WORK TO BE COMPLETED — Everything in the listing except the pictures should be written out exactly.

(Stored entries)
◇ ◇ ◇ ◇ ◇
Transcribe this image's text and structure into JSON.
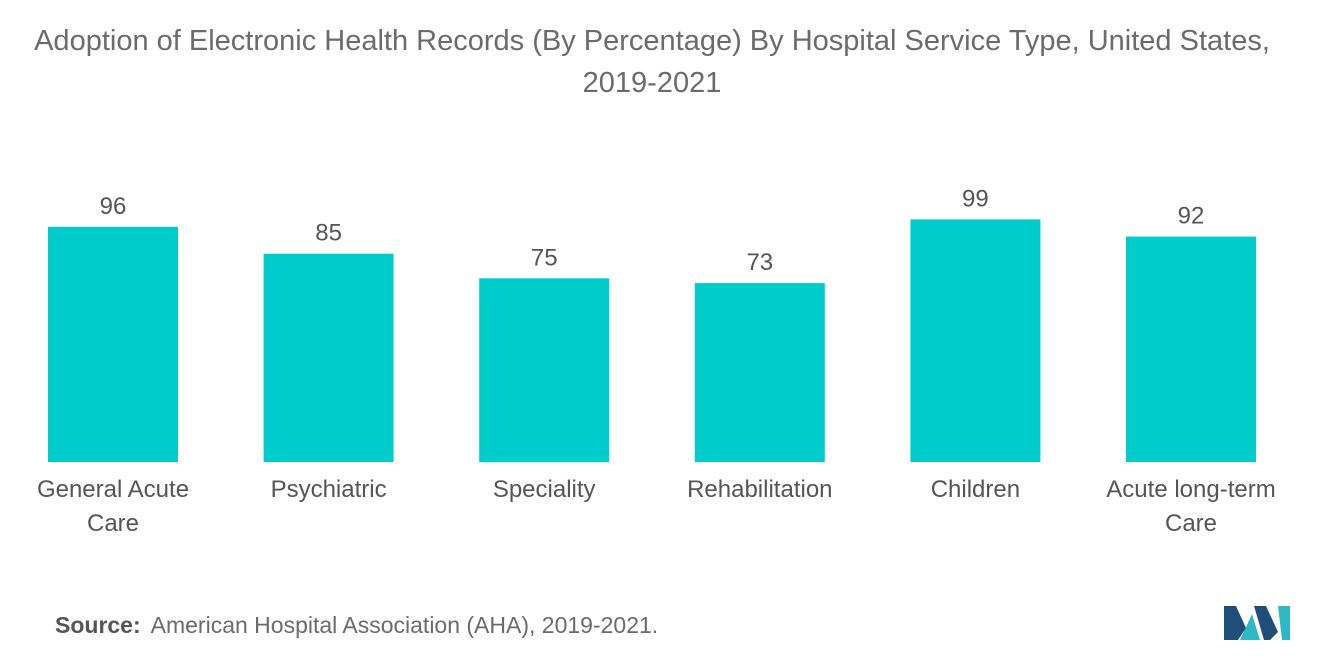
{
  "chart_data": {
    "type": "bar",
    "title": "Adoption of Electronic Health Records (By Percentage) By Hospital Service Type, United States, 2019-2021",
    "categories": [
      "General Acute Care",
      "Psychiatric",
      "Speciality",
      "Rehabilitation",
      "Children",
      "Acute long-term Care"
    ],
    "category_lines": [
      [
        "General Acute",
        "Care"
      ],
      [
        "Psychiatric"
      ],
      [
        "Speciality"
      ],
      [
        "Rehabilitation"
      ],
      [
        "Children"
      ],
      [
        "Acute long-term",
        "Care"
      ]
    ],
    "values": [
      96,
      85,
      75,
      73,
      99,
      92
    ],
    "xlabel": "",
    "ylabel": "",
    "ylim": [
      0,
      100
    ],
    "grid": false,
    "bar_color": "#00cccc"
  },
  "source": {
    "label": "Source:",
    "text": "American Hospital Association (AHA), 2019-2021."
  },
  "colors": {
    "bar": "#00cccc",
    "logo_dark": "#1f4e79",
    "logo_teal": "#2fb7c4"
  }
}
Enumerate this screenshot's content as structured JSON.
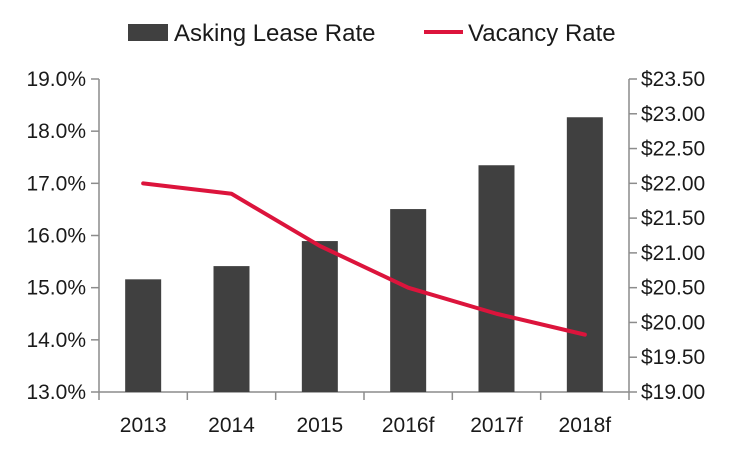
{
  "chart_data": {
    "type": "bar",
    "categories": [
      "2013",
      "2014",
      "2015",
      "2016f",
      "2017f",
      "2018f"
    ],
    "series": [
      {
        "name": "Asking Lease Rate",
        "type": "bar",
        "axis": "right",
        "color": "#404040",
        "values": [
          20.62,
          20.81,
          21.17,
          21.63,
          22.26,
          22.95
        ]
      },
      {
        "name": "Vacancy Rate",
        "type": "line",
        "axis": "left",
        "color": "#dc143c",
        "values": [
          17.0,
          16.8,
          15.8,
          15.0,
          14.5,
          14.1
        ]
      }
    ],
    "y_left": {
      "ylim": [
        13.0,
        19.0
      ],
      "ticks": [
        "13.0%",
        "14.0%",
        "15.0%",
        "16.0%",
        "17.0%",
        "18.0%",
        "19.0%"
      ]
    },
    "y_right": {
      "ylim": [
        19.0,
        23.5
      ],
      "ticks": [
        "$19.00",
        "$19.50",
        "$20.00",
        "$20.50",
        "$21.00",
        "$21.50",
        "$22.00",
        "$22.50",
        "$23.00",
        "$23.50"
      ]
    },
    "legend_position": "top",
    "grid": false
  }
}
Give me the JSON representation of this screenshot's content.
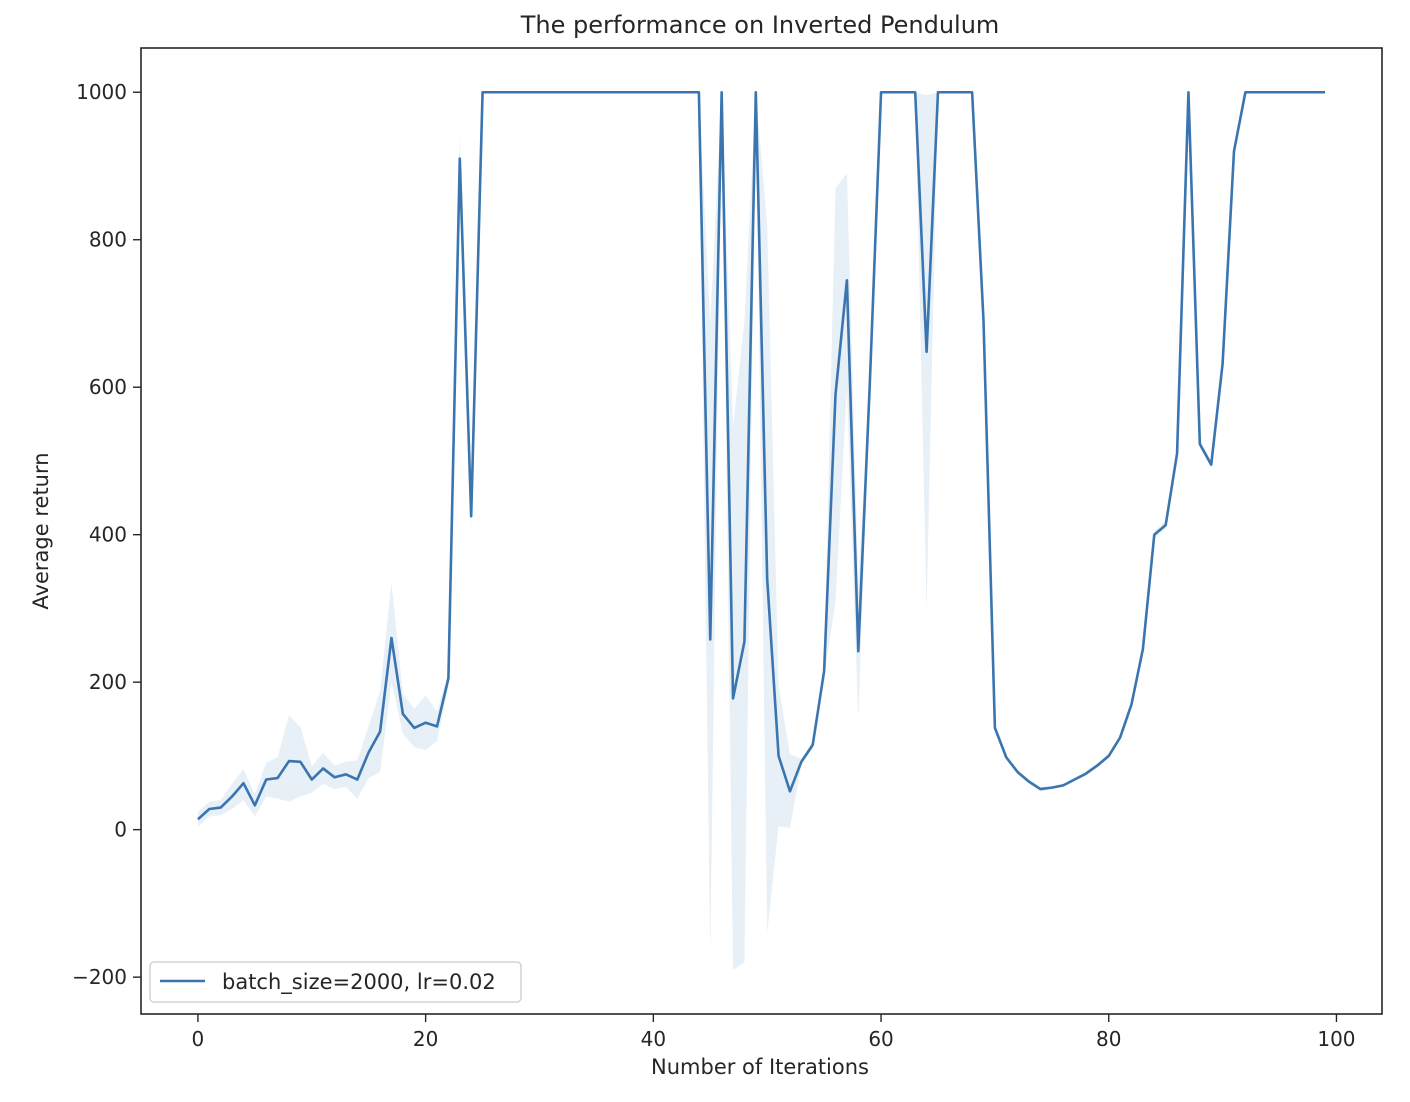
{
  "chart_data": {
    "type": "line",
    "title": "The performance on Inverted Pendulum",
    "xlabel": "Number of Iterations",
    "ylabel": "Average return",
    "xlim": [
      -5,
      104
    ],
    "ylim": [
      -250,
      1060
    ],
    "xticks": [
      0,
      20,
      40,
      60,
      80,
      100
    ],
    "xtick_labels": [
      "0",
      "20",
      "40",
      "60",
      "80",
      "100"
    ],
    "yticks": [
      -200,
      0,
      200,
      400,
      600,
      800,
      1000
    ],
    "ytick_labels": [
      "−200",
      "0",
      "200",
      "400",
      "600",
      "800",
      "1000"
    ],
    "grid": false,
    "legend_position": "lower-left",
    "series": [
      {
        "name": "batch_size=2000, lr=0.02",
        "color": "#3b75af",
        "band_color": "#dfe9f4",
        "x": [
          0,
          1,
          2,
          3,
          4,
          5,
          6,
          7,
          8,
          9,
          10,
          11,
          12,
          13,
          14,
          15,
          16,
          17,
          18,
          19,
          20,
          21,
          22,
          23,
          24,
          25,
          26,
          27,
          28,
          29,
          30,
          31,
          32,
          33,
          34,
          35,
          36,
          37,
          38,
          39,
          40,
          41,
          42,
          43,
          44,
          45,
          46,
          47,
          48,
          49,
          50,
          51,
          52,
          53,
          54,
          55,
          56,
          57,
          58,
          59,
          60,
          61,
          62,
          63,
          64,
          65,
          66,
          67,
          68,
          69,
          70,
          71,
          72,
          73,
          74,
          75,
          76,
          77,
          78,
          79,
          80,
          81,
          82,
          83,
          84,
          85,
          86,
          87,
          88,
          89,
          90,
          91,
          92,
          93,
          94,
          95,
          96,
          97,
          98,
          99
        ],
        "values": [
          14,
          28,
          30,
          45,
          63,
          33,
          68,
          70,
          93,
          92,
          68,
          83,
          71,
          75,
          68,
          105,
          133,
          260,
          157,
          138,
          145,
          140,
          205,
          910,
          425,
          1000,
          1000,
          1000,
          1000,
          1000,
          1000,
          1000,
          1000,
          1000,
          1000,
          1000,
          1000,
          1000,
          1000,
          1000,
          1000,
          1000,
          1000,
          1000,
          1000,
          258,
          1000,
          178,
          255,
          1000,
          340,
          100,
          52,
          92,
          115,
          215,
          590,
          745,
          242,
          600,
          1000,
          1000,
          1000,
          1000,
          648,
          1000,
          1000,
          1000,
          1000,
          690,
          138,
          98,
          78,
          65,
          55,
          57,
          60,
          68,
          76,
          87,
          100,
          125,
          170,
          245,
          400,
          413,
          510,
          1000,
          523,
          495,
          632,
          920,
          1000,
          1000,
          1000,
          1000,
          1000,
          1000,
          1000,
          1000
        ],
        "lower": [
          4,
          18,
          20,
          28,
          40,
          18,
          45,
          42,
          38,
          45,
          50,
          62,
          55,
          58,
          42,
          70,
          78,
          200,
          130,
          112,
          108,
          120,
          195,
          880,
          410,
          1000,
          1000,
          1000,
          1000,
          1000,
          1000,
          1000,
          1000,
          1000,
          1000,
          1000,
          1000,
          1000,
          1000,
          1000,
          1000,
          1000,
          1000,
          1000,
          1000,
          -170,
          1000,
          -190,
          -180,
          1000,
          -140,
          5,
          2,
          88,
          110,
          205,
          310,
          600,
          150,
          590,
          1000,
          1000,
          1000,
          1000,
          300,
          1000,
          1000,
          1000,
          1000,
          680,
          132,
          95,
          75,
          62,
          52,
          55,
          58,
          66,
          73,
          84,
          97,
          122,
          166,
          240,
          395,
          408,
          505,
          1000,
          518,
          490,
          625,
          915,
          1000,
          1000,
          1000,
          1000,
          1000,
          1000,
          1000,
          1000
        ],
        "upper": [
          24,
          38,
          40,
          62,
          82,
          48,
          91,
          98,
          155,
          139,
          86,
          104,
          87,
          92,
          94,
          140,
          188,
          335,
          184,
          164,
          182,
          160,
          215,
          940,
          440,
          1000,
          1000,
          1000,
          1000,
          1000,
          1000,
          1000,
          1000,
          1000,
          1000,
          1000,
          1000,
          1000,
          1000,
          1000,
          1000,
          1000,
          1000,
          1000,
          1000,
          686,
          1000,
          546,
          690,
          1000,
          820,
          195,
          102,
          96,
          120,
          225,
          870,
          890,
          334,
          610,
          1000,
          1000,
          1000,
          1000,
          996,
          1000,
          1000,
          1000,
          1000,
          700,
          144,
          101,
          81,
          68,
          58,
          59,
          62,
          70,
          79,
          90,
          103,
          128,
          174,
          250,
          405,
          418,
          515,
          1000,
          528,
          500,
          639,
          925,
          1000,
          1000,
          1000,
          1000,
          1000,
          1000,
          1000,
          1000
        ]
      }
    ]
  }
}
◇ ◇ ◇ ◇ ◇
RESPONSE —
Transcribe this image's text and structure into JSON.
{
  "chart_data": {
    "type": "bar",
    "title": "Adoption of Electronic Health Records (By Percentage) By Hospital Service Type, United States, 2019-2021",
    "categories": [
      "General Acute Care",
      "Psychiatric",
      "Speciality",
      "Rehabilitation",
      "Children",
      "Acute long-term Care"
    ],
    "category_lines": [
      [
        "General Acute",
        "Care"
      ],
      [
        "Psychiatric"
      ],
      [
        "Speciality"
      ],
      [
        "Rehabilitation"
      ],
      [
        "Children"
      ],
      [
        "Acute long-term",
        "Care"
      ]
    ],
    "values": [
      96,
      85,
      75,
      73,
      99,
      92
    ],
    "xlabel": "",
    "ylabel": "",
    "ylim": [
      0,
      100
    ],
    "grid": false,
    "bar_color": "#00cccc"
  },
  "source": {
    "label": "Source:",
    "text": "American Hospital Association (AHA), 2019-2021."
  },
  "colors": {
    "bar": "#00cccc",
    "logo_dark": "#1f4e79",
    "logo_teal": "#2fb7c4"
  }
}
Enumerate this screenshot's content as structured JSON.
{
  "chart_data": {
    "type": "bar",
    "categories": [
      "2013",
      "2014",
      "2015",
      "2016f",
      "2017f",
      "2018f"
    ],
    "series": [
      {
        "name": "Asking Lease Rate",
        "type": "bar",
        "axis": "right",
        "color": "#404040",
        "values": [
          20.62,
          20.81,
          21.17,
          21.63,
          22.26,
          22.95
        ]
      },
      {
        "name": "Vacancy Rate",
        "type": "line",
        "axis": "left",
        "color": "#dc143c",
        "values": [
          17.0,
          16.8,
          15.8,
          15.0,
          14.5,
          14.1
        ]
      }
    ],
    "y_left": {
      "ylim": [
        13.0,
        19.0
      ],
      "ticks": [
        "13.0%",
        "14.0%",
        "15.0%",
        "16.0%",
        "17.0%",
        "18.0%",
        "19.0%"
      ]
    },
    "y_right": {
      "ylim": [
        19.0,
        23.5
      ],
      "ticks": [
        "$19.00",
        "$19.50",
        "$20.00",
        "$20.50",
        "$21.00",
        "$21.50",
        "$22.00",
        "$22.50",
        "$23.00",
        "$23.50"
      ]
    },
    "legend_position": "top",
    "grid": false
  }
}
Give me the JSON representation of this screenshot's content.
{
  "chart_data": {
    "type": "line",
    "title": "The performance on Inverted Pendulum",
    "xlabel": "Number of Iterations",
    "ylabel": "Average return",
    "xlim": [
      -5,
      104
    ],
    "ylim": [
      -250,
      1060
    ],
    "xticks": [
      0,
      20,
      40,
      60,
      80,
      100
    ],
    "xtick_labels": [
      "0",
      "20",
      "40",
      "60",
      "80",
      "100"
    ],
    "yticks": [
      -200,
      0,
      200,
      400,
      600,
      800,
      1000
    ],
    "ytick_labels": [
      "−200",
      "0",
      "200",
      "400",
      "600",
      "800",
      "1000"
    ],
    "grid": false,
    "legend_position": "lower-left",
    "series": [
      {
        "name": "batch_size=2000, lr=0.02",
        "color": "#3b75af",
        "band_color": "#dfe9f4",
        "x": [
          0,
          1,
          2,
          3,
          4,
          5,
          6,
          7,
          8,
          9,
          10,
          11,
          12,
          13,
          14,
          15,
          16,
          17,
          18,
          19,
          20,
          21,
          22,
          23,
          24,
          25,
          26,
          27,
          28,
          29,
          30,
          31,
          32,
          33,
          34,
          35,
          36,
          37,
          38,
          39,
          40,
          41,
          42,
          43,
          44,
          45,
          46,
          47,
          48,
          49,
          50,
          51,
          52,
          53,
          54,
          55,
          56,
          57,
          58,
          59,
          60,
          61,
          62,
          63,
          64,
          65,
          66,
          67,
          68,
          69,
          70,
          71,
          72,
          73,
          74,
          75,
          76,
          77,
          78,
          79,
          80,
          81,
          82,
          83,
          84,
          85,
          86,
          87,
          88,
          89,
          90,
          91,
          92,
          93,
          94,
          95,
          96,
          97,
          98,
          99
        ],
        "values": [
          14,
          28,
          30,
          45,
          63,
          33,
          68,
          70,
          93,
          92,
          68,
          83,
          71,
          75,
          68,
          105,
          133,
          260,
          157,
          138,
          145,
          140,
          205,
          910,
          425,
          1000,
          1000,
          1000,
          1000,
          1000,
          1000,
          1000,
          1000,
          1000,
          1000,
          1000,
          1000,
          1000,
          1000,
          1000,
          1000,
          1000,
          1000,
          1000,
          1000,
          258,
          1000,
          178,
          255,
          1000,
          340,
          100,
          52,
          92,
          115,
          215,
          590,
          745,
          242,
          600,
          1000,
          1000,
          1000,
          1000,
          648,
          1000,
          1000,
          1000,
          1000,
          690,
          138,
          98,
          78,
          65,
          55,
          57,
          60,
          68,
          76,
          87,
          100,
          125,
          170,
          245,
          400,
          413,
          510,
          1000,
          523,
          495,
          632,
          920,
          1000,
          1000,
          1000,
          1000,
          1000,
          1000,
          1000,
          1000
        ],
        "lower": [
          4,
          18,
          20,
          28,
          40,
          18,
          45,
          42,
          38,
          45,
          50,
          62,
          55,
          58,
          42,
          70,
          78,
          200,
          130,
          112,
          108,
          120,
          195,
          880,
          410,
          1000,
          1000,
          1000,
          1000,
          1000,
          1000,
          1000,
          1000,
          1000,
          1000,
          1000,
          1000,
          1000,
          1000,
          1000,
          1000,
          1000,
          1000,
          1000,
          1000,
          -170,
          1000,
          -190,
          -180,
          1000,
          -140,
          5,
          2,
          88,
          110,
          205,
          310,
          600,
          150,
          590,
          1000,
          1000,
          1000,
          1000,
          300,
          1000,
          1000,
          1000,
          1000,
          680,
          132,
          95,
          75,
          62,
          52,
          55,
          58,
          66,
          73,
          84,
          97,
          122,
          166,
          240,
          395,
          408,
          505,
          1000,
          518,
          490,
          625,
          915,
          1000,
          1000,
          1000,
          1000,
          1000,
          1000,
          1000,
          1000
        ],
        "upper": [
          24,
          38,
          40,
          62,
          82,
          48,
          91,
          98,
          155,
          139,
          86,
          104,
          87,
          92,
          94,
          140,
          188,
          335,
          184,
          164,
          182,
          160,
          215,
          940,
          440,
          1000,
          1000,
          1000,
          1000,
          1000,
          1000,
          1000,
          1000,
          1000,
          1000,
          1000,
          1000,
          1000,
          1000,
          1000,
          1000,
          1000,
          1000,
          1000,
          1000,
          686,
          1000,
          546,
          690,
          1000,
          820,
          195,
          102,
          96,
          120,
          225,
          870,
          890,
          334,
          610,
          1000,
          1000,
          1000,
          1000,
          996,
          1000,
          1000,
          1000,
          1000,
          700,
          144,
          101,
          81,
          68,
          58,
          59,
          62,
          70,
          79,
          90,
          103,
          128,
          174,
          250,
          405,
          418,
          515,
          1000,
          528,
          500,
          639,
          925,
          1000,
          1000,
          1000,
          1000,
          1000,
          1000,
          1000,
          1000
        ]
      }
    ]
  }
}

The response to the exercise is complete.